** START **

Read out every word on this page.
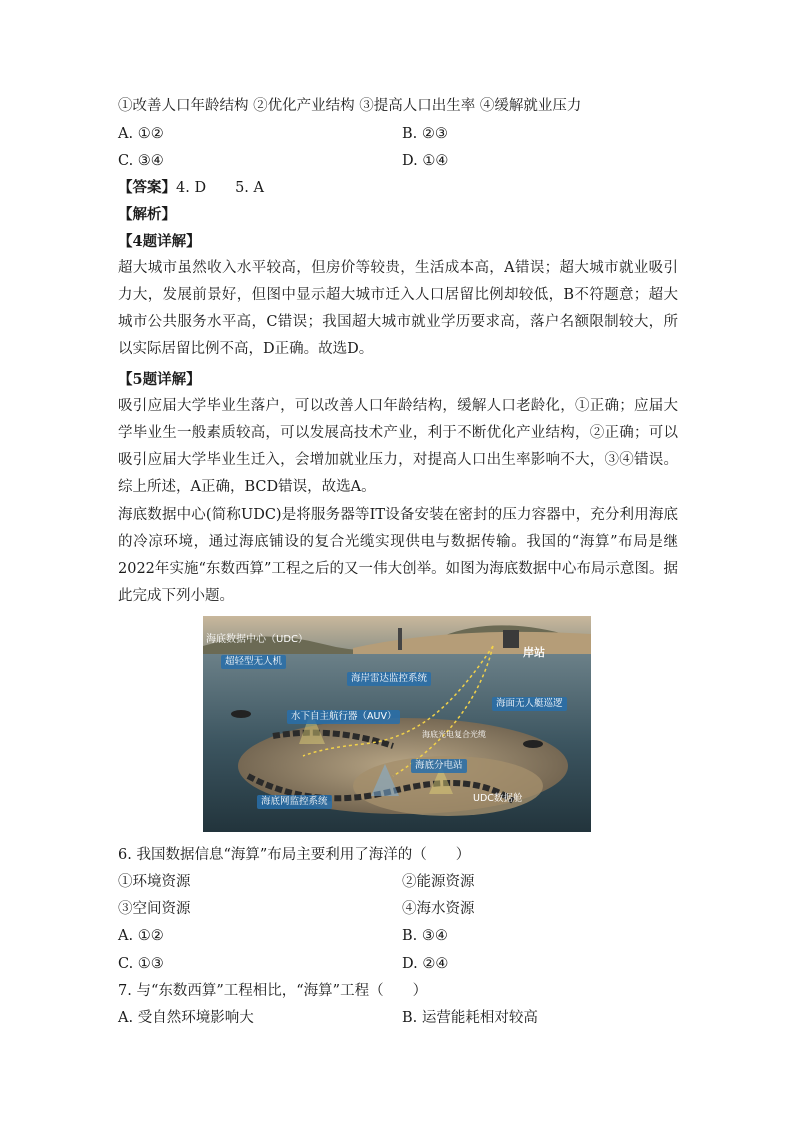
①改善人口年龄结构 ②优化产业结构 ③提高人口出生率 ④缓解就业压力
A. ①②	B. ②③
C. ③④	D. ①④
【答案】4. D　　5. A
【解析】
【4题详解】
超大城市虽然收入水平较高，但房价等较贵，生活成本高，A错误；超大城市就业吸引力大，发展前景好，但图中显示超大城市迁入人口居留比例却较低，B不符题意；超大城市公共服务水平高，C错误；我国超大城市就业学历要求高，落户名额限制较大，所以实际居留比例不高，D正确。故选D。
【5题详解】
吸引应届大学毕业生落户，可以改善人口年龄结构，缓解人口老龄化，①正确；应届大学毕业生一般素质较高，可以发展高技术产业，利于不断优化产业结构，②正确；可以吸引应届大学毕业生迁入，会增加就业压力，对提高人口出生率影响不大，③④错误。综上所述，A正确，BCD错误，故选A。
海底数据中心(简称UDC)是将服务器等IT设备安装在密封的压力容器中，充分利用海底的冷凉环境，通过海底铺设的复合光缆实现供电与数据传输。我国的“海算”布局是继2022年实施“东数西算”工程之后的又一伟大创举。如图为海底数据中心布局示意图。据此完成下列小题。
海底数据中心（UDC）
超轻型无人机
岸站
海岸雷达监控系统
海面无人艇巡逻
水下自主航行器（AUV）
海底光电复合光缆
海底分电站
UDC数据舱
海底网监控系统
6. 我国数据信息“海算”布局主要利用了海洋的（　　）
①环境资源	②能源资源
③空间资源	④海水资源
A. ①②	B. ③④
C. ①③	D. ②④
7. 与“东数西算”工程相比，“海算”工程（　　）
A. 受自然环境影响大	B. 运营能耗相对较高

** END **

**WRITTEN INSTRUCTION**. Output every entry exactly as given; pictures are not part of the copy.

**RESPONSE**.
Read out every word on this page.
①改善人口年龄结构 ②优化产业结构 ③提高人口出生率 ④缓解就业压力
A. ①②	B. ②③
C. ③④	D. ①④
【答案】4. D　　5. A
【解析】
【4题详解】
超大城市虽然收入水平较高，但房价等较贵，生活成本高，A错误；超大城市就业吸引力大，发展前景好，但图中显示超大城市迁入人口居留比例却较低，B不符题意；超大城市公共服务水平高，C错误；我国超大城市就业学历要求高，落户名额限制较大，所以实际居留比例不高，D正确。故选D。
【5题详解】
吸引应届大学毕业生落户，可以改善人口年龄结构，缓解人口老龄化，①正确；应届大学毕业生一般素质较高，可以发展高技术产业，利于不断优化产业结构，②正确；可以吸引应届大学毕业生迁入，会增加就业压力，对提高人口出生率影响不大，③④错误。综上所述，A正确，BCD错误，故选A。
海底数据中心(简称UDC)是将服务器等IT设备安装在密封的压力容器中，充分利用海底的冷凉环境，通过海底铺设的复合光缆实现供电与数据传输。我国的“海算”布局是继2022年实施“东数西算”工程之后的又一伟大创举。如图为海底数据中心布局示意图。据此完成下列小题。
海底数据中心（UDC）
超轻型无人机
岸站
海岸雷达监控系统
海面无人艇巡逻
水下自主航行器（AUV）
海底光电复合光缆
海底分电站
UDC数据舱
海底网监控系统
6. 我国数据信息“海算”布局主要利用了海洋的（　　）
①环境资源	②能源资源
③空间资源	④海水资源
A. ①②	B. ③④
C. ①③	D. ②④
7. 与“东数西算”工程相比，“海算”工程（　　）
A. 受自然环境影响大	B. 运营能耗相对较高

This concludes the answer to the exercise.